» **What you will do**:
1) Write out the stretch of the judgment below from "3.    Subject to orders" through "if not agreed.".
2) In the judgment below, which party must pay the costs of the directions hearing held on 12 September 2012?

» **Selected text**:
MARIE GHYLIANE NEMORIN and MARC GAETAN NEMORIN v ARMANDE PIERRE and ALLAN WEBB

File number:

NSD 1040 of 2012

Judge:

FLICK J

Date of judgment:

11 April 2013

Catchwords:

PRACTICE AND PROCEDURE – proceeding resolved by consent - costs – absence of a hearing – no order as to costs

Legislation:

Trade Marks Act 1995 (Cth) s 133

Trade Practices Act 1974 (Cth)

Cases cited:

Australian Competition and Consumer Commission v Dataline.Net.Au Pty Ltd [2006] FCA 1427, 236 ALR 665

Australian Competition and Consumer Commission v Real Estate Institute of Western Australian Inc [1999] FCA 18, 161 ALR 79

Australian Securities Commission v Aust-Home Investments Ltd (1993) 44 FCR 194

Gladstone Park Shopping Centre Pty Ltd v Ross Wills (1984) 6 FCR 496

Gribbles Pathology Pty Ltd v Health Insurance Commission (1997) 80 FCR 284

Hughes v Western Australian Cricket Association (Inc) (1986) ATPR 48, 134

Re The Minister for Immigration & Ethnic Affairs; Ex parte Lai Qin (1997) 186 CLR 622

Roadshow Films Pty Ltd v iiNet Ltd [2010] FCA 645 at [37], 269 ALR 606

Ruddock v Vadarlis (No 2) [2001] FCA 1865, 115 FCR 229

Trade Practices Commission v Nicholas Enterprises Pty Ltd (No 3) (1979) 42 FLR 213

We Two Pty Ltd v Shorrock [2002] FCA 875

Date of hearing:

11 April 2013

Date of last submissions:

11 April 2013

Place:

Sydney

Division:

GENERAL DIVISION

Category:

Catchwords

Number of paragraphs:

31

Counsel for the Applicants:

Mr CR de Robillard

Solicitor for the Applicants:

Marshall William

Counsel for the Respondents:

Mr DW Thompson

Solicitor for the Respondents:

Thompson Downey Cooper

IN THE FEDERAL COURT OF AUSTRALIA

NEW SOUTH WALES DISTRICT REGISTRY

GENERAL DIVISION

NSD 1040 of 2012

BETWEEN:

MARIE GHYLIANE NEMORIN

First Applicant

MARC GAETAN NEMORIN

Second Applicant

AND:

ARMANDE PIERRE

First Respondent

ALLAN WEBB

Second Respondent

JUDGE:

FLICK J

DATE OF ORDER:

11 APRIL 2013

WHERE MADE:

SYDNEY

THE COURT ORDERS THAT:

1.    By consent the Respondents by themselves, their servants and/or agents, be restrained from and are hereby so restrained from importing into Australia or distributing within Australia, without the prior written authority of the Applicants, goods that display the trade mark the subject of the certificate of registration number 07019/2009 as issued on 25 February 2009 by the Registrar of Trademarks of Mauritius.

2.    By consent, the Respondents are to take steps to ensure that all goods currently in the possession of the Australian Customs and Border Protection Service pursuant to seizure reference number PCI 12/003 be forfeited to the Commonwealth.

3.    Subject to orders 4 and 5, the Respondents pay the Applicants’ costs of these proceedings from 18 September 2012.

4.    The Respondents pay the Applicants’ costs in preparing their originating process filed on 18 September 2012.

5.    The Applicants pay the Respondents’ costs of the directions hearing held on 12 September 2012, to be taxed if not agreed.

» **Recorded data**:

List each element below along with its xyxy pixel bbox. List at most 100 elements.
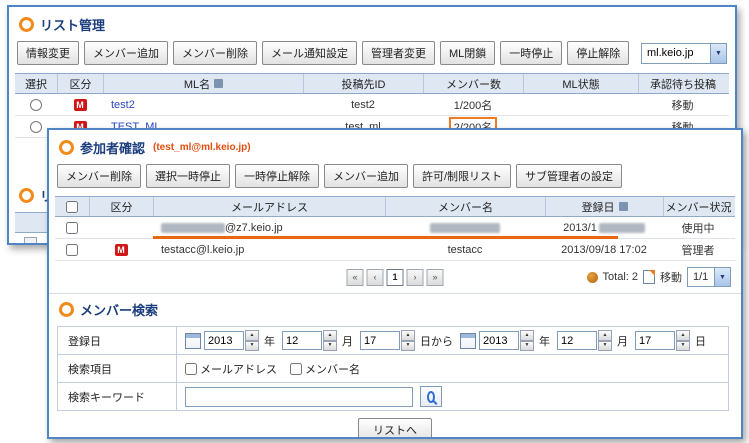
- member-name-cell: [385, 217, 545, 238]
- pagination-bar: « ‹ 1 › » Total: 2 移動 1/1 ▼: [49, 263, 741, 290]
- unpause-button[interactable]: 一時停止解除: [235, 164, 319, 188]
- list-management-header: リスト管理: [9, 7, 735, 39]
- participants-window: 参加者確認 (test_ml@ml.keio.jp) メンバー削除 選択一時停止…: [47, 128, 743, 439]
- unit-year: 年: [264, 333, 275, 349]
- col-header-member-name: メンバー名: [385, 197, 545, 216]
- redacted-text: [430, 223, 500, 233]
- reg-date-label: 登録日: [58, 327, 177, 355]
- col-header-email: メールアドレス: [153, 197, 385, 216]
- next-page-button[interactable]: ›: [407, 269, 424, 286]
- sort-icon[interactable]: [619, 202, 628, 211]
- page-jump-select[interactable]: 1/1 ▼: [687, 267, 731, 287]
- year-to-input[interactable]: [479, 331, 519, 350]
- prev-page-button[interactable]: ‹: [367, 269, 384, 286]
- change-admin-button[interactable]: 管理者変更: [362, 41, 435, 65]
- category-cell: [89, 217, 153, 238]
- search-items-row: 検索項目 メールアドレス メンバー名: [58, 355, 729, 383]
- search-button[interactable]: [420, 386, 442, 407]
- day-from-input[interactable]: [360, 331, 400, 350]
- ml-status: [523, 94, 638, 115]
- section-marker-icon: [59, 140, 74, 155]
- table-row: M testacc@l.keio.jp testacc 2013/09/18 1…: [55, 239, 735, 261]
- page-jump-value: 1/1: [688, 271, 714, 283]
- list-management-toolbar: 情報変更 メンバー追加 メンバー削除 メール通知設定 管理者変更 ML閉鎖 一時…: [9, 39, 735, 71]
- participants-toolbar: メンバー削除 選択一時停止 一時停止解除 メンバー追加 許可/制限リスト サブ管…: [49, 162, 741, 194]
- magnifier-icon: [427, 391, 435, 403]
- spin-down-icon[interactable]: ▼: [401, 341, 415, 352]
- member-select-checkbox[interactable]: [66, 222, 78, 234]
- close-ml-button[interactable]: ML閉鎖: [440, 41, 495, 65]
- first-page-button[interactable]: «: [347, 269, 364, 286]
- info-change-button[interactable]: 情報変更: [17, 41, 79, 65]
- col-header-reg-date: 登録日: [545, 197, 663, 216]
- allow-deny-list-button[interactable]: 許可/制限リスト: [413, 164, 511, 188]
- day-to-input[interactable]: [635, 331, 675, 350]
- ml-select-radio[interactable]: [30, 121, 42, 133]
- sort-icon[interactable]: [214, 79, 223, 88]
- year-from-input[interactable]: [204, 331, 244, 350]
- col-header-reg-date-label: 登録日: [582, 199, 615, 215]
- col-header-ml-name: ML名: [103, 74, 303, 93]
- member-select-checkbox[interactable]: [66, 244, 78, 256]
- participants-table: 区分 メールアドレス メンバー名 登録日 メンバー状況 @z7.keio.jp: [55, 196, 735, 261]
- month-from-input[interactable]: [282, 331, 322, 350]
- spin-up-icon[interactable]: ▲: [676, 330, 690, 341]
- keyword-row: 検索キーワード: [58, 383, 729, 411]
- select-all-checkbox[interactable]: [66, 201, 78, 213]
- search-keyword-input[interactable]: [185, 387, 413, 407]
- col-header-category: 区分: [57, 74, 103, 93]
- col-header-ml-name-label: ML名: [184, 76, 210, 92]
- unit-day-from: 日から: [420, 333, 453, 349]
- pause-button[interactable]: 一時停止: [500, 41, 562, 65]
- reg-date-cell: 2013/1: [545, 217, 663, 238]
- col-header-member-status: メンバー状況: [663, 197, 733, 216]
- calendar-icon[interactable]: [460, 333, 476, 349]
- spin-down-icon[interactable]: ▼: [323, 341, 337, 352]
- spin-up-icon[interactable]: ▲: [598, 330, 612, 341]
- last-page-button[interactable]: »: [427, 269, 444, 286]
- sub-admin-settings-button[interactable]: サブ管理者の設定: [516, 164, 622, 188]
- ml-select-radio[interactable]: [30, 99, 42, 111]
- month-to-input[interactable]: [557, 331, 597, 350]
- col-header-select: 選択: [15, 74, 57, 93]
- mail-notify-settings-button[interactable]: メール通知設定: [262, 41, 357, 65]
- pagination-summary: Total: 2 移動 1/1 ▼: [587, 267, 731, 287]
- redacted-text: [161, 223, 225, 233]
- ml-name-link[interactable]: test2: [111, 99, 135, 111]
- calendar-icon[interactable]: [185, 333, 201, 349]
- add-member-button[interactable]: メンバー追加: [324, 164, 408, 188]
- spin-down-icon[interactable]: ▼: [598, 341, 612, 352]
- unpause-button[interactable]: 停止解除: [567, 41, 629, 65]
- spin-down-icon[interactable]: ▼: [520, 341, 534, 352]
- email-cell: testacc@l.keio.jp: [153, 239, 385, 260]
- spin-down-icon[interactable]: ▼: [245, 341, 259, 352]
- domain-select-value: ml.keio.jp: [642, 47, 710, 59]
- domain-select[interactable]: ml.keio.jp ▼: [641, 43, 727, 64]
- member-status: 使用中: [663, 217, 733, 238]
- section-marker-icon: [19, 17, 34, 32]
- category-m-badge: M: [115, 244, 128, 256]
- spin-up-icon[interactable]: ▲: [323, 330, 337, 341]
- hidden-cell-icon: [24, 237, 37, 245]
- reg-date-visible: 2013/1: [563, 222, 597, 234]
- spin-up-icon[interactable]: ▲: [245, 330, 259, 341]
- spin-down-icon[interactable]: ▼: [676, 341, 690, 352]
- email-checkbox[interactable]: [185, 363, 197, 375]
- member-name-checkbox[interactable]: [290, 363, 302, 375]
- to-list-button[interactable]: リストへ: [358, 418, 432, 439]
- member-name-cell: testacc: [385, 239, 545, 260]
- delete-member-button[interactable]: メンバー削除: [57, 164, 141, 188]
- delete-member-button[interactable]: メンバー削除: [173, 41, 257, 65]
- member-search-section: メンバー検索 登録日 ▲▼ 年 ▲▼ 月: [49, 293, 741, 439]
- add-member-button[interactable]: メンバー追加: [84, 41, 168, 65]
- email-cell: @z7.keio.jp: [153, 217, 385, 238]
- participants-table-header: 区分 メールアドレス メンバー名 登録日 メンバー状況: [55, 196, 735, 217]
- current-page-button[interactable]: 1: [387, 269, 404, 286]
- spin-up-icon[interactable]: ▲: [401, 330, 415, 341]
- section-marker-icon: [59, 302, 74, 317]
- total-count: Total: 2: [603, 271, 638, 283]
- pause-selected-button[interactable]: 選択一時停止: [146, 164, 230, 188]
- spin-up-icon[interactable]: ▲: [520, 330, 534, 341]
- search-items-label: 検索項目: [58, 355, 177, 383]
- category-m-badge: M: [74, 99, 87, 111]
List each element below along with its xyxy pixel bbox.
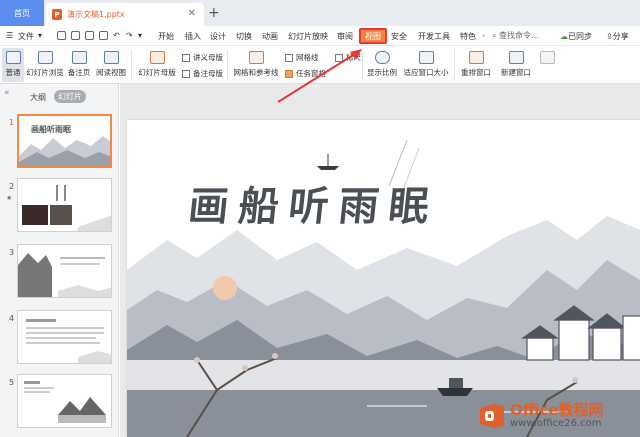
outline-tab[interactable]: 大纲 xyxy=(30,92,46,103)
more-icon[interactable]: › xyxy=(482,31,485,40)
menu-file[interactable]: 文件 xyxy=(18,31,34,42)
slide-number: 2 xyxy=(9,182,15,191)
more-options-icon xyxy=(539,51,555,64)
collapse-panel-icon[interactable]: « xyxy=(4,88,10,98)
watermark-title: Office教程网 xyxy=(510,401,604,419)
editing-canvas[interactable]: 画船听雨眠 xyxy=(120,84,640,437)
slide-title[interactable]: 画船听雨眠 xyxy=(186,174,442,232)
star-icon: ★ xyxy=(6,194,13,202)
slides-tab[interactable]: 幻灯片 xyxy=(54,90,86,103)
normal-view-button[interactable]: 普通 xyxy=(2,48,24,82)
svg-text:画船听雨眠: 画船听雨眠 xyxy=(31,124,71,134)
document-tab[interactable]: P 演示文稿1.pptx ✕ xyxy=(46,3,204,26)
print-icon[interactable] xyxy=(85,31,94,40)
slide-sorter-icon xyxy=(37,51,53,64)
gridlines-checkbox[interactable]: 网格线 xyxy=(285,52,319,63)
document-tab-label: 演示文稿1.pptx xyxy=(67,10,125,19)
menu-bar: ☰ 文件 ▾ ↶ ↷ ▾ 开始 插入 设计 切换 动画 幻灯片放映 审阅 视图 … xyxy=(0,26,640,46)
divider xyxy=(131,50,132,80)
divider xyxy=(362,50,363,80)
notes-master-button[interactable]: 备注母版 xyxy=(182,68,223,79)
menu-insert[interactable]: 插入 xyxy=(185,31,201,42)
slide-thumbnail-2[interactable] xyxy=(17,178,112,232)
slide-sorter-button[interactable]: 幻灯片浏览 xyxy=(26,48,64,78)
divider xyxy=(454,50,455,80)
print-preview-icon[interactable] xyxy=(99,31,108,40)
save-icon[interactable] xyxy=(57,31,66,40)
close-tab-icon[interactable]: ✕ xyxy=(188,8,196,19)
notes-page-button[interactable]: 备注页 xyxy=(66,48,92,78)
view-ribbon: 普通 幻灯片浏览 备注页 阅读视图 幻灯片母版 讲义母版 备注母版 网格和参考线… xyxy=(0,46,640,84)
sync-status[interactable]: ☁已同步 xyxy=(560,31,592,42)
new-tab-button[interactable]: + xyxy=(208,5,220,21)
search-icon: ⌕ xyxy=(492,31,497,40)
slide-number: 5 xyxy=(9,378,15,387)
slide-thumbnail-1[interactable]: 画船听雨眠 xyxy=(17,114,112,168)
slide-thumbnail-3[interactable] xyxy=(17,244,112,298)
watermark: Office教程网 www.office26.com xyxy=(478,398,638,434)
watermark-url: www.office26.com xyxy=(510,418,602,429)
slide-master-icon xyxy=(149,51,165,64)
menu-security[interactable]: 安全 xyxy=(391,31,407,42)
chevron-down-icon[interactable]: ▾ xyxy=(38,31,42,40)
thumbnail-text-layout xyxy=(18,311,111,363)
divider xyxy=(227,50,228,80)
presentation-file-icon: P xyxy=(52,9,62,20)
menu-home[interactable]: 开始 xyxy=(158,31,174,42)
slide-thumbnail-5[interactable] xyxy=(17,374,112,428)
handout-master-button[interactable]: 讲义母版 xyxy=(182,52,223,63)
menu-animation[interactable]: 动画 xyxy=(262,31,278,42)
taskpane-checkbox[interactable]: 任务窗格 xyxy=(285,68,326,79)
thumbnail-ink-landscape: 画船听雨眠 xyxy=(19,116,110,166)
arrange-windows-icon xyxy=(468,51,484,64)
menu-developer[interactable]: 开发工具 xyxy=(418,31,450,42)
thumbnail-image-layout xyxy=(18,375,111,427)
menu-review[interactable]: 审阅 xyxy=(337,31,353,42)
office-logo-icon xyxy=(478,402,506,430)
zoom-button[interactable]: 显示比例 xyxy=(365,48,399,78)
command-search[interactable]: ⌕ 查找命令... xyxy=(492,30,550,42)
menu-view-highlighted[interactable]: 视图 xyxy=(359,28,387,44)
thumbnail-photo-layout xyxy=(18,179,111,231)
more-options-button[interactable] xyxy=(538,48,556,67)
share-icon: ⇪ xyxy=(606,32,613,41)
arrange-windows-button[interactable]: 重排窗口 xyxy=(457,48,495,78)
notes-master-icon xyxy=(182,69,190,78)
ruler-checkbox[interactable]: 标尺 xyxy=(335,52,361,63)
export-icon[interactable] xyxy=(71,31,80,40)
ink-landscape-illustration xyxy=(127,120,640,437)
grid-icon xyxy=(248,51,264,64)
menu-featured[interactable]: 特色 xyxy=(460,31,476,42)
hamburger-icon[interactable]: ☰ xyxy=(6,31,13,40)
fit-window-icon xyxy=(418,51,434,64)
handout-master-icon xyxy=(182,53,190,62)
slide-number: 4 xyxy=(9,314,15,323)
tab-strip: 首页 P 演示文稿1.pptx ✕ + xyxy=(0,0,640,26)
cloud-icon: ☁ xyxy=(560,32,568,41)
menu-slideshow[interactable]: 幻灯片放映 xyxy=(288,31,328,42)
normal-view-icon xyxy=(5,51,21,64)
undo-icon[interactable]: ↶ xyxy=(113,31,120,40)
new-window-button[interactable]: 新建窗口 xyxy=(497,48,535,78)
current-slide[interactable]: 画船听雨眠 xyxy=(127,120,640,437)
grid-guides-button[interactable]: 网格和参考线 xyxy=(232,48,280,78)
thumbnail-mountain-layout xyxy=(18,245,111,297)
chevron-down-icon[interactable]: ▾ xyxy=(138,31,142,40)
slide-thumbnail-4[interactable] xyxy=(17,310,112,364)
slide-number: 1 xyxy=(9,118,15,127)
slide-panel: « 大纲 幻灯片 1 画船听雨眠 2 ★ 3 4 5 xyxy=(0,84,119,437)
reading-view-button[interactable]: 阅读视图 xyxy=(94,48,128,78)
reading-view-icon xyxy=(103,51,119,64)
slide-master-button[interactable]: 幻灯片母版 xyxy=(136,48,178,78)
menu-design[interactable]: 设计 xyxy=(210,31,226,42)
slide-number: 3 xyxy=(9,248,15,257)
menu-transition[interactable]: 切换 xyxy=(236,31,252,42)
notes-page-icon xyxy=(71,51,87,64)
share-button[interactable]: ⇪分享 xyxy=(606,31,629,42)
magnifier-icon xyxy=(374,51,390,64)
home-tab[interactable]: 首页 xyxy=(0,0,44,26)
redo-icon[interactable]: ↷ xyxy=(126,31,133,40)
new-window-icon xyxy=(508,51,524,64)
fit-window-button[interactable]: 适应窗口大小 xyxy=(401,48,451,78)
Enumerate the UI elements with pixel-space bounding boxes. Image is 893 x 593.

» **Task-by-task results**:
1)
3.    Subject to orders 4 and 5, the Respondents pay the Applicants’ costs of these proceedings from 18 September 2012.

4.    The Respondents pay the Applicants’ costs in preparing their originating process filed on 18 September 2012.

5.    The Applicants pay the Respondents’ costs of the directions hearing held on 12 September 2012, to be taxed if not agreed.

2) The Applicants must pay the Respondents' costs of that hearing.